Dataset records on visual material
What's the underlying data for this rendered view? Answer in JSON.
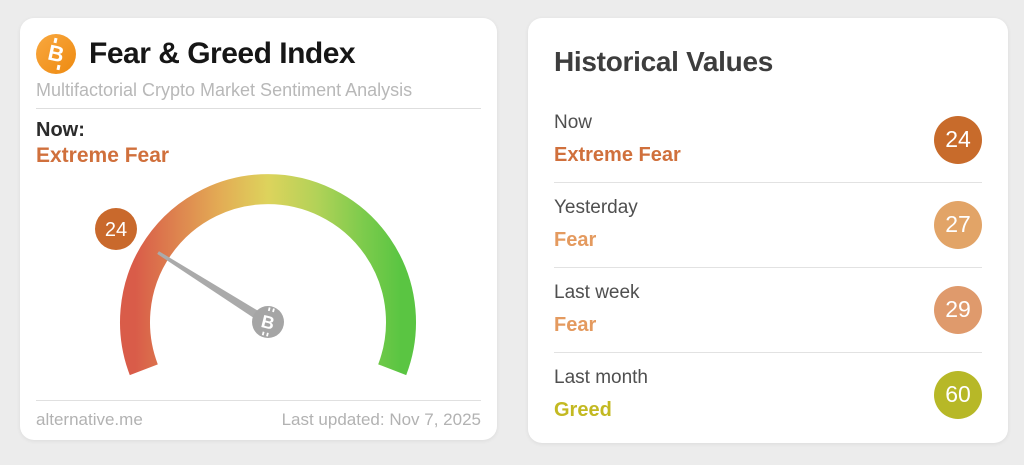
{
  "fear_greed_card": {
    "title": "Fear & Greed Index",
    "subtitle": "Multifactorial Crypto Market Sentiment Analysis",
    "now_label": "Now:",
    "now_classification": "Extreme Fear",
    "gauge": {
      "value": 24,
      "min": 0,
      "max": 100,
      "badge_color": "#c9692c"
    },
    "footer": {
      "source": "alternative.me",
      "last_updated": "Last updated: Nov 7, 2025"
    }
  },
  "historical_card": {
    "title": "Historical Values",
    "rows": [
      {
        "period": "Now",
        "classification": "Extreme Fear",
        "value": "24",
        "badge_color": "#c86b2b",
        "classification_color": "#d0703c"
      },
      {
        "period": "Yesterday",
        "classification": "Fear",
        "value": "27",
        "badge_color": "#e2a467",
        "classification_color": "#e49a5f"
      },
      {
        "period": "Last week",
        "classification": "Fear",
        "value": "29",
        "badge_color": "#df9a6c",
        "classification_color": "#e49a5f"
      },
      {
        "period": "Last month",
        "classification": "Greed",
        "value": "60",
        "badge_color": "#b7b827",
        "classification_color": "#c3b922"
      }
    ]
  },
  "colors": {
    "bitcoin_orange": "#f7931a",
    "gauge_red": "#d95c49",
    "gauge_yellow": "#ddd35c",
    "gauge_green": "#5ac542",
    "needle_gray": "#a9a9a9"
  }
}
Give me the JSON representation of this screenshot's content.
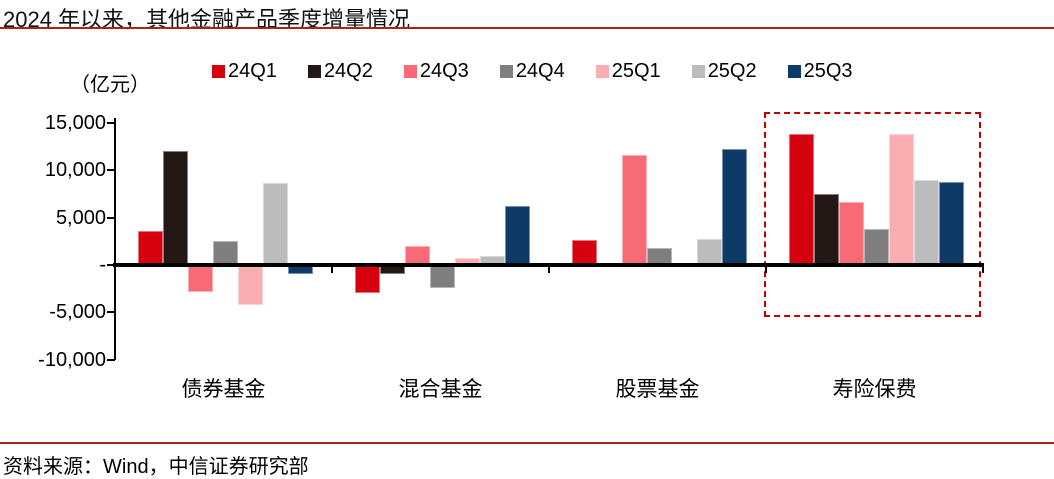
{
  "title": "2024 年以来，其他金融产品季度增量情况",
  "source": "资料来源：Wind，中信证券研究部",
  "chart_data": {
    "type": "bar",
    "title": "2024 年以来，其他金融产品季度增量情况",
    "unit_label": "（亿元）",
    "xlabel": "",
    "ylabel": "（亿元）",
    "grid": false,
    "legend_position": "top",
    "ylim": [
      -10000,
      15000
    ],
    "y_ticks": [
      {
        "label": "15,000",
        "value": 15000
      },
      {
        "label": "10,000",
        "value": 10000
      },
      {
        "label": "5,000",
        "value": 5000
      },
      {
        "label": "-",
        "value": 0
      },
      {
        "label": "-5,000",
        "value": -5000
      },
      {
        "label": "-10,000",
        "value": -10000
      }
    ],
    "categories": [
      "债券基金",
      "混合基金",
      "股票基金",
      "寿险保费"
    ],
    "series": [
      {
        "name": "24Q1",
        "color": "#D7000F",
        "values": [
          3600,
          -3000,
          2600,
          13900
        ]
      },
      {
        "name": "24Q2",
        "color": "#231815",
        "values": [
          12100,
          -1000,
          0,
          7500
        ]
      },
      {
        "name": "24Q3",
        "color": "#F66B75",
        "values": [
          -2900,
          2000,
          11600,
          6700
        ]
      },
      {
        "name": "24Q4",
        "color": "#7F7F7F",
        "values": [
          2500,
          -2400,
          1800,
          3800
        ]
      },
      {
        "name": "25Q1",
        "color": "#FBAEB1",
        "values": [
          -4200,
          700,
          0,
          13800
        ]
      },
      {
        "name": "25Q2",
        "color": "#BCBCBD",
        "values": [
          8700,
          1000,
          2700,
          9000
        ]
      },
      {
        "name": "25Q3",
        "color": "#0E3A67",
        "values": [
          -900,
          6200,
          12300,
          8800
        ]
      }
    ],
    "highlight_box_category": "寿险保费",
    "accent_colors": {
      "rule_red": "#A6261E",
      "highlight_dashed_red": "#C00000",
      "axis_black": "#000000"
    }
  }
}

Problem description
Of the lines in the records, determine how many contain the word "this", and report that number alone.

Solution to the problem
2